[What to produce]
In the records that follow, locate every line with "المنادي" and extract it.

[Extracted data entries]

===============

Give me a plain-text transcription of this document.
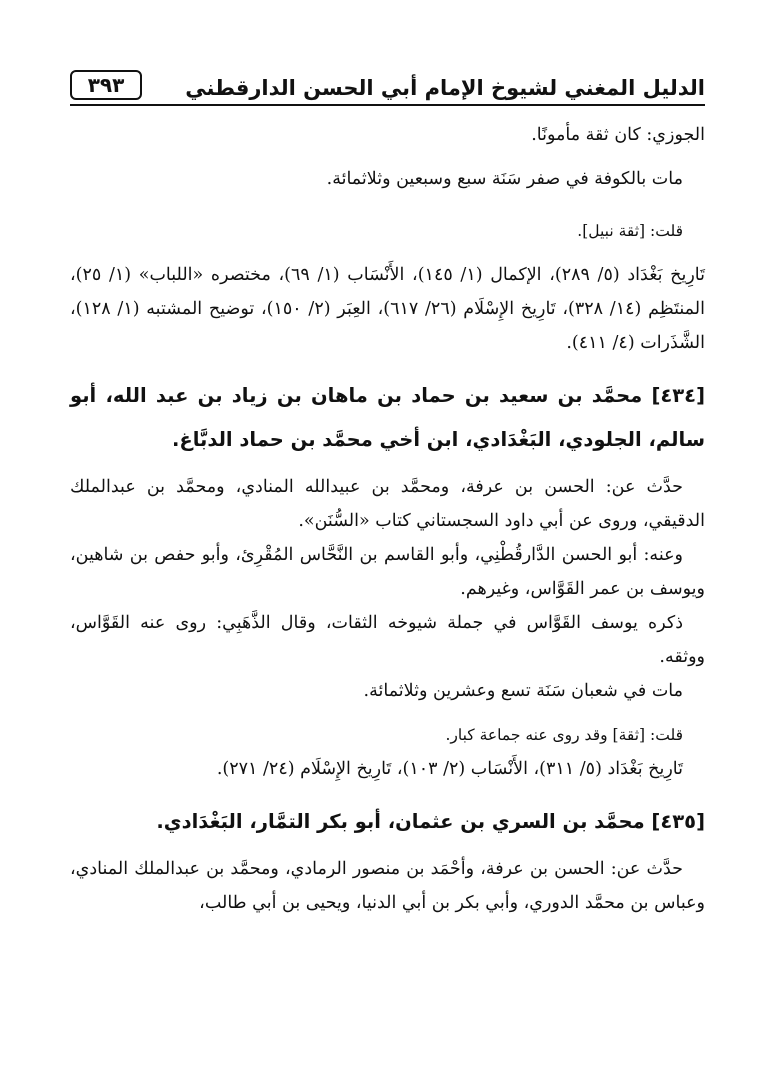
الدليل المغني لشيوخ الإمام أبي الحسن الدارقطني
٣٩٣

الجوزي: كان ثقة مأمونًا.

مات بالكوفة في صفر سَنَة سبع وسبعين وثلاثمائة.

قلت: [ثقة نبيل].

تَارِيخ بَغْدَاد (٥/ ٢٨٩)، الإكمال (١/ ١٤٥)، الأَنْسَاب (١/ ٦٩)، مختصره «اللباب» (١/ ٢٥)، المنتَظِم (١٤/ ٣٢٨)، تَارِيخ الإِسْلَام (٢٦/ ٦١٧)، العِبَر (٢/ ١٥٠)، توضيح المشتبه (١/ ١٢٨)، الشَّذَرات (٤/ ٤١١).

[٤٣٤] محمَّد بن سعيد بن حماد بن ماهان بن زياد بن عبد الله، أبو سالم، الجلودي، البَغْدَادي، ابن أخي محمَّد بن حماد الدبَّاغ.

حدَّث عن: الحسن بن عرفة، ومحمَّد بن عبيدالله المنادي، ومحمَّد بن عبدالملك الدقيقي، وروى عن أبي داود السجستاني كتاب «السُّنَن».

وعنه: أبو الحسن الدَّارقُطْنِي، وأبو القاسم بن النَّحَّاس المُقْرِئ، وأبو حفص بن شاهين، ويوسف بن عمر القَوَّاس، وغيرهم.

ذكره يوسف القَوَّاس في جملة شيوخه الثقات، وقال الذَّهَبِي: روى عنه القَوَّاس، ووثقه.

مات في شعبان سَنَة تسع وعشرين وثلاثمائة.

قلت: [ثقة] وقد روى عنه جماعة كبار.

تَارِيخ بَغْدَاد (٥/ ٣١١)، الأَنْسَاب (٢/ ١٠٣)، تَارِيخ الإِسْلَام (٢٤/ ٢٧١).

[٤٣٥] محمَّد بن السري بن عثمان، أبو بكر التمَّار، البَغْدَادي.

حدَّث عن: الحسن بن عرفة، وأحْمَد بن منصور الرمادي، ومحمَّد بن عبدالملك المنادي، وعباس بن محمَّد الدوري، وأبي بكر بن أبي الدنيا، ويحيى بن أبي طالب،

===============

[Response below]
حدَّث عن: الحسن بن عرفة، ومحمَّد بن عبيدالله المنادي، ومحمَّد بن عبدالملك الدقيقي، وروى عن أبي داود السجستاني كتاب «السُّنَن».
حدَّث عن: الحسن بن عرفة، وأحْمَد بن منصور الرمادي، ومحمَّد بن عبدالملك المنادي، وعباس بن محمَّد الدوري، وأبي بكر بن أبي الدنيا، ويحيى بن أبي طالب،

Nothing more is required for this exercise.